• Records for the task:
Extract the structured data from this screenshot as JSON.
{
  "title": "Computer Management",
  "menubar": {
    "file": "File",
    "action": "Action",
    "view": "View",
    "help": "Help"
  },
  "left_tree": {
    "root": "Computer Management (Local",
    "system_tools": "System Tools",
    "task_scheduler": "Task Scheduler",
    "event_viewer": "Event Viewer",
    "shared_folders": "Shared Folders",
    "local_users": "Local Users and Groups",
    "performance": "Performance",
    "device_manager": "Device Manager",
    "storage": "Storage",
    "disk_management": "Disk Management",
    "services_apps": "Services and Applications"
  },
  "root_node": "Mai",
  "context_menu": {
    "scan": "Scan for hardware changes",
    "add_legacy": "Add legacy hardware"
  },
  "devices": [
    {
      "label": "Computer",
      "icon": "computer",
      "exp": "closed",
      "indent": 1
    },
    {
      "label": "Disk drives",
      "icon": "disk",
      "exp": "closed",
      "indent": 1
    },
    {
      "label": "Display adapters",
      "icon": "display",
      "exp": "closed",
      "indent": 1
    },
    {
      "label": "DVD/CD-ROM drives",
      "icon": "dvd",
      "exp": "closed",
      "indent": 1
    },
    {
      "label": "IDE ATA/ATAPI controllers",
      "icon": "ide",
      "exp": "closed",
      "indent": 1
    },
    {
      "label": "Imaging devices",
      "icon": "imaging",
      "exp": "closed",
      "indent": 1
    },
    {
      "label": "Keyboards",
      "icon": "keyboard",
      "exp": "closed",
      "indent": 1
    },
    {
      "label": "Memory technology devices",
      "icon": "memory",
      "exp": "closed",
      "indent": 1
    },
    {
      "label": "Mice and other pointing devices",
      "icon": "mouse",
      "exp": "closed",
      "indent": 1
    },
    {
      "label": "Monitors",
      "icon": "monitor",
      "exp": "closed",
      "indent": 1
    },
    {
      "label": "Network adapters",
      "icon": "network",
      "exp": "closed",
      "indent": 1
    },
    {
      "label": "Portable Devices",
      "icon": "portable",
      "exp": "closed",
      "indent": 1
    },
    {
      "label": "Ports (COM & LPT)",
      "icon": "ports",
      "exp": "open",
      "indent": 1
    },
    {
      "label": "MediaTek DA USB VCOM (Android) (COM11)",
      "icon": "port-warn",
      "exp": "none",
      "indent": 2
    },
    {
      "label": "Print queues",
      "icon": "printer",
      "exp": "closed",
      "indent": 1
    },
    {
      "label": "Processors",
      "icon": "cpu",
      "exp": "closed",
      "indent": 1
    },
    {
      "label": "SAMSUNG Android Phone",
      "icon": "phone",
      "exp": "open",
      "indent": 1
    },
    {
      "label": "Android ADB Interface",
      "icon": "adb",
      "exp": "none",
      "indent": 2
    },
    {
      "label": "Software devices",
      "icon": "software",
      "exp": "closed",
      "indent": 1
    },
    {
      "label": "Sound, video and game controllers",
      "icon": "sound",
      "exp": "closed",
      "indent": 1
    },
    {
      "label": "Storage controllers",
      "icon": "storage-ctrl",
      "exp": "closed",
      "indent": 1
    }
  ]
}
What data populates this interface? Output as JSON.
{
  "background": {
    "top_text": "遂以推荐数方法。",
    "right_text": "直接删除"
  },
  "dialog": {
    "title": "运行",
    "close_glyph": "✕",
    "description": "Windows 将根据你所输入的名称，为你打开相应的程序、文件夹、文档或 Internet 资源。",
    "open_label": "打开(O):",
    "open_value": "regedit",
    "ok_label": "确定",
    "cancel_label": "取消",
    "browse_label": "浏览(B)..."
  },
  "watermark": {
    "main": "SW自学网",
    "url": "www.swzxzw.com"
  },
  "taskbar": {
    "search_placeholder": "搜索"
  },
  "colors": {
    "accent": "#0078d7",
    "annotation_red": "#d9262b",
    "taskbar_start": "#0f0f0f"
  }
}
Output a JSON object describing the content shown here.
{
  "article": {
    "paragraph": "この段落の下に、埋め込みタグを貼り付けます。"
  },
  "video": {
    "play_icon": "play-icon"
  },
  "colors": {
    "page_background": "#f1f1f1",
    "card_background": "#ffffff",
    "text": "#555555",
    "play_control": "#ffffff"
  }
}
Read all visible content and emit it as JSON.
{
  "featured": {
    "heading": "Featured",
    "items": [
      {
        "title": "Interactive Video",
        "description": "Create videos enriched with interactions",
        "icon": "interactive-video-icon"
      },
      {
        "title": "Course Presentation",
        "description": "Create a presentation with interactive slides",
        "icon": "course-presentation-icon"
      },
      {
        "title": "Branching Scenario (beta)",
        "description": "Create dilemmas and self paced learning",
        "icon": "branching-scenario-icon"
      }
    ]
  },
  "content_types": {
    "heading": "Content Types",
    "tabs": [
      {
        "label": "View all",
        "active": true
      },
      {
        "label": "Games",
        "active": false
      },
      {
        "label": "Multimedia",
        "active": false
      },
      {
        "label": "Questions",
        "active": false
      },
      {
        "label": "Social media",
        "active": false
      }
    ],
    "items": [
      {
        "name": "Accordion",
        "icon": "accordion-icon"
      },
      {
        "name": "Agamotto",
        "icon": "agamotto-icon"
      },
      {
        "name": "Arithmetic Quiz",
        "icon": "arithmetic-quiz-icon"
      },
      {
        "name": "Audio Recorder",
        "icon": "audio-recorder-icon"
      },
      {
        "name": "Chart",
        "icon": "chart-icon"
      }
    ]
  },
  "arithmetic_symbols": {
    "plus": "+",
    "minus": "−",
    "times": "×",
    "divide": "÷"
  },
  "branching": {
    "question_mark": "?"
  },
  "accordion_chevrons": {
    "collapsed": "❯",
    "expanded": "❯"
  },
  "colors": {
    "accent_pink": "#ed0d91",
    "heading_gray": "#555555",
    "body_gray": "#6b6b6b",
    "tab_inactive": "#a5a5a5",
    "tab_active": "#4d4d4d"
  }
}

• Directions for this task:
Check each line above for the word "adapters" and give the number of lines that have it, nothing else.

• Output:
2